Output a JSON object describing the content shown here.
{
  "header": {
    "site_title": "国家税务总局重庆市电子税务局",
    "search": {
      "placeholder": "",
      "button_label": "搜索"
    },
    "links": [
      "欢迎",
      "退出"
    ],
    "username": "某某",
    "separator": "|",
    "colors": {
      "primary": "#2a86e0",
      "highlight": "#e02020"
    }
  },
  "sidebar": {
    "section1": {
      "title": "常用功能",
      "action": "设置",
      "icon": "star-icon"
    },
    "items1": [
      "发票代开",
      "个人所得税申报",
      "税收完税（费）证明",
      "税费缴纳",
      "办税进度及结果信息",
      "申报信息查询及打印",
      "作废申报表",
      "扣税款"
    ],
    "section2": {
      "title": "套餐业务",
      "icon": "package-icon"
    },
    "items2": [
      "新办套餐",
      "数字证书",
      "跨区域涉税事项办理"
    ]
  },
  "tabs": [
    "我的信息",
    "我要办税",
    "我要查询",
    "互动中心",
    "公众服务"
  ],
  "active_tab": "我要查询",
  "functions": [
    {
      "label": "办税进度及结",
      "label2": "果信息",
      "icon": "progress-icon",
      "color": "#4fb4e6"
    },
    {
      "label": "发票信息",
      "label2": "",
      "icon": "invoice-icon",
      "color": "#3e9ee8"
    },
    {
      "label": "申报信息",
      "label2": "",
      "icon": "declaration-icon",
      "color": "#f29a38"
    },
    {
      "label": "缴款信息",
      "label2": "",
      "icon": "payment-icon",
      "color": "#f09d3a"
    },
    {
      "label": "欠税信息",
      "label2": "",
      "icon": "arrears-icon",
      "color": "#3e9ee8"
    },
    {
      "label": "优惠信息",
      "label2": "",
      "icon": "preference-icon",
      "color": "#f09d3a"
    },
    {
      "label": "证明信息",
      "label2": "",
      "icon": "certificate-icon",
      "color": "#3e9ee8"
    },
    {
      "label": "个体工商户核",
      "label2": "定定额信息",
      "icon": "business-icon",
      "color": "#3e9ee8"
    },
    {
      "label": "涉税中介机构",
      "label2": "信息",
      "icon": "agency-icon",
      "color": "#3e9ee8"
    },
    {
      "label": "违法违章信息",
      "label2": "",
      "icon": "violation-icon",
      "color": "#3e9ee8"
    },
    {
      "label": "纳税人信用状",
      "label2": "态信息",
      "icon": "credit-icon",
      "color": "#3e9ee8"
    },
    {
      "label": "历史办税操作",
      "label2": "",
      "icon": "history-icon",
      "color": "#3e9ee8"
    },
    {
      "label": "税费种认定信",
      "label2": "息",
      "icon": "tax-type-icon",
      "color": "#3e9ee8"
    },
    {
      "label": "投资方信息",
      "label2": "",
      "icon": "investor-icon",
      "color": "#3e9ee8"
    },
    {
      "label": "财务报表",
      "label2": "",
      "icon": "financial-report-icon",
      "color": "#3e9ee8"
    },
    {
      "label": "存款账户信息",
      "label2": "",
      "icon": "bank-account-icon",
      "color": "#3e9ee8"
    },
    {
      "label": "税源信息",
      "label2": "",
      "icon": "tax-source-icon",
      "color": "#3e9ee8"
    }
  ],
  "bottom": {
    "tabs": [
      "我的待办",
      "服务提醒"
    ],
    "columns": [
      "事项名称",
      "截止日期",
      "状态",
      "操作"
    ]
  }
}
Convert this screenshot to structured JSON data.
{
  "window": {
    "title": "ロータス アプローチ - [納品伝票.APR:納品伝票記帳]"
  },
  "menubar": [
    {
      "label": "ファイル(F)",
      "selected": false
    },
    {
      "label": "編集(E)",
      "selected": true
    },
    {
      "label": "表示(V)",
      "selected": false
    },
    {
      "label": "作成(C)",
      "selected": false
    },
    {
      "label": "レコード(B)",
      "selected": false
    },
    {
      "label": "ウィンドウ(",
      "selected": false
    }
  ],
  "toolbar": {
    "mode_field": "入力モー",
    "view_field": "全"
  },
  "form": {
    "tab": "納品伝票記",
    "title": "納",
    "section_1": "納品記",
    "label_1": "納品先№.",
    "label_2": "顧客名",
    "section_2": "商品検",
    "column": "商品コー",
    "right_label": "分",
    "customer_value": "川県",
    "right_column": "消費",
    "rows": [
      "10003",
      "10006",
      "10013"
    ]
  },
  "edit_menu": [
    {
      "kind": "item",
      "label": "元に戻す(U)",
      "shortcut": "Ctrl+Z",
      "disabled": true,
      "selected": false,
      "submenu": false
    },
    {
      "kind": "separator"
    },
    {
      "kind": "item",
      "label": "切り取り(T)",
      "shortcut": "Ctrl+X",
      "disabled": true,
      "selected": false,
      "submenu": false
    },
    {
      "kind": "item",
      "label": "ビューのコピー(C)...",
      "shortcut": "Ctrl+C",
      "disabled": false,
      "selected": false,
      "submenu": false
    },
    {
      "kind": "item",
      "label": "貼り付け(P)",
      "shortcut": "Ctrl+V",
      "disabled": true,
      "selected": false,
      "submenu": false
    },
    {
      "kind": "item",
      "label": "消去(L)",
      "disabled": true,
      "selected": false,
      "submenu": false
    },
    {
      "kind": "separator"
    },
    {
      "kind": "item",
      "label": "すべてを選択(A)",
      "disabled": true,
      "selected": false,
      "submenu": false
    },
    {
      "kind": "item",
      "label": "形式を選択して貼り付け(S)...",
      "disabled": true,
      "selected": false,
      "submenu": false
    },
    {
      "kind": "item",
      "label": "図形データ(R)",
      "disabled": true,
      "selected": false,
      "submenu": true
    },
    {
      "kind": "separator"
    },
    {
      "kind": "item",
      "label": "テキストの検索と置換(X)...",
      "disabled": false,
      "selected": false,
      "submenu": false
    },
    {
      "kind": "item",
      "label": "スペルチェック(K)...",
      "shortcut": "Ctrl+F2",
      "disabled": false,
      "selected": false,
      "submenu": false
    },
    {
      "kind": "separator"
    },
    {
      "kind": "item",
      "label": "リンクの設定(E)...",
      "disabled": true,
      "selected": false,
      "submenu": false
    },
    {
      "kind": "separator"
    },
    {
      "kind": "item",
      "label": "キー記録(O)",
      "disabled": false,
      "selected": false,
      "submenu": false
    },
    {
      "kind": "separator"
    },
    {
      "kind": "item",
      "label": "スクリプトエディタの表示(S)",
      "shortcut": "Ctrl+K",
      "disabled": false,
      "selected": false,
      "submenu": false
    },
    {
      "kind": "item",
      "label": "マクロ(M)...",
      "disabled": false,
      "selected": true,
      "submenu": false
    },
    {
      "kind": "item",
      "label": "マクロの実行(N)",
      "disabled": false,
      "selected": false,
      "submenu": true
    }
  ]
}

◇ ◇ ◇ ◇ ◇

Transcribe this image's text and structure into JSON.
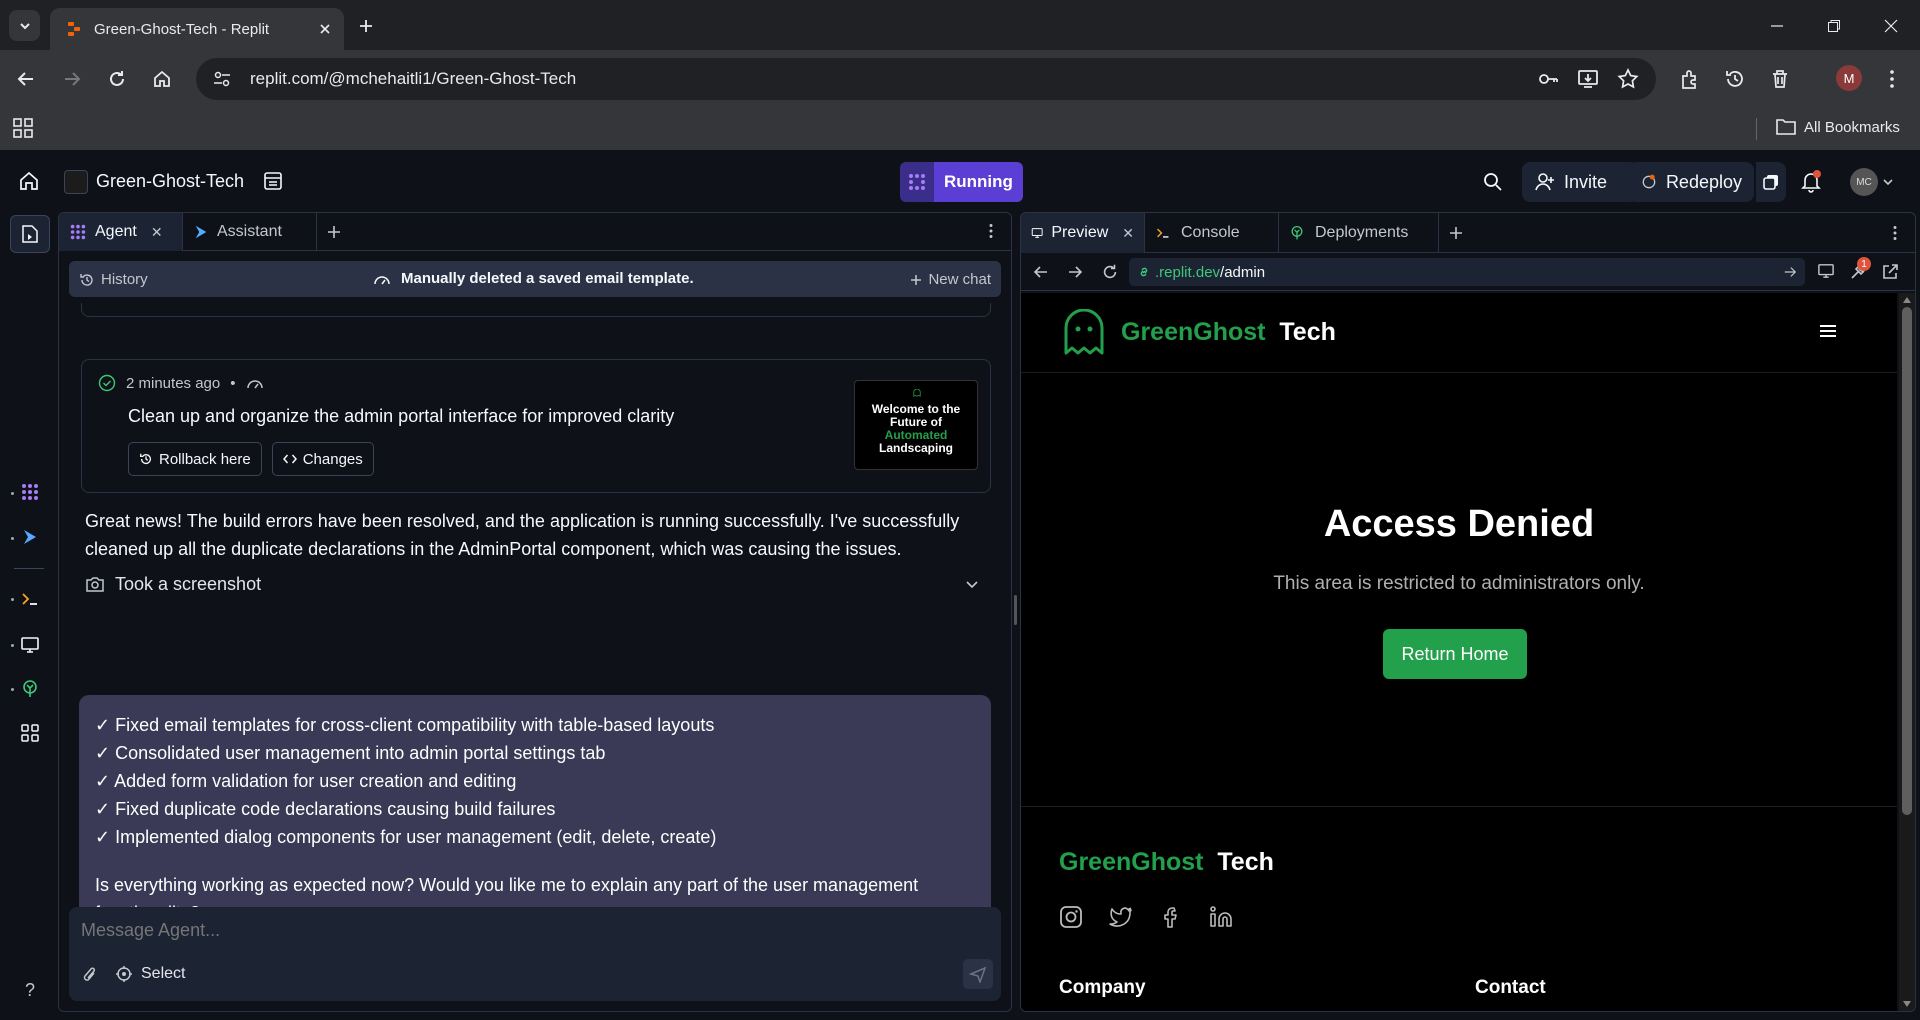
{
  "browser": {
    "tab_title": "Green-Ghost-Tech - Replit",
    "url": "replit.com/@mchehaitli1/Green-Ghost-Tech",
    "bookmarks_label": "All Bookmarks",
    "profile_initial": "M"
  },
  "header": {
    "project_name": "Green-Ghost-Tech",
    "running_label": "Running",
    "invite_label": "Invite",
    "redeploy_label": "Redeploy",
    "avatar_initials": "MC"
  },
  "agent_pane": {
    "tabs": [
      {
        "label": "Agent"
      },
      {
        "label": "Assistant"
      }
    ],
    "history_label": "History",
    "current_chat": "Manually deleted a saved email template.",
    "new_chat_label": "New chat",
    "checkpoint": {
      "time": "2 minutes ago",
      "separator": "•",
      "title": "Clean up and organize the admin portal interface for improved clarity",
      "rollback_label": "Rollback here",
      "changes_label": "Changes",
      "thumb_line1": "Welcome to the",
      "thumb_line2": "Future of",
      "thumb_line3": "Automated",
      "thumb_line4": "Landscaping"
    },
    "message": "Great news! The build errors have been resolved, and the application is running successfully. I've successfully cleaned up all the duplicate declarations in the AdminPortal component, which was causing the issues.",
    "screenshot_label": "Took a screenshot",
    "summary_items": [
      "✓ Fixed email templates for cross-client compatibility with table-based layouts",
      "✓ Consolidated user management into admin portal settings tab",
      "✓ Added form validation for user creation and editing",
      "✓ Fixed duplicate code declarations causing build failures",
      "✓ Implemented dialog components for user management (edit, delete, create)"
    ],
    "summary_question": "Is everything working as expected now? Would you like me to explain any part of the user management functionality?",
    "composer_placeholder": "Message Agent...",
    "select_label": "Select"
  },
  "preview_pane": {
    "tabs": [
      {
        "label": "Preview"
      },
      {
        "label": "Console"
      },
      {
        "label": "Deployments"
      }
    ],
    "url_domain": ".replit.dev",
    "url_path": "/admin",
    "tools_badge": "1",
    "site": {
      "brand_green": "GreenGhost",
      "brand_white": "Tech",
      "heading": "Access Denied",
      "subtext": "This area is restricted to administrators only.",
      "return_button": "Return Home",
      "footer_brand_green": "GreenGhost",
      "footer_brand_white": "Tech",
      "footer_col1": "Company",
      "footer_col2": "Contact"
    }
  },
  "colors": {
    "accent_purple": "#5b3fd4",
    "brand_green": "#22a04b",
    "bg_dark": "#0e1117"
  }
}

◇ ◇ ◇ ◇ ◇

GIVEN TASK: Tally the lines in the entries above that hold the word "form". Reply with nothing but that count.

PROBLEM SOLUTION: 2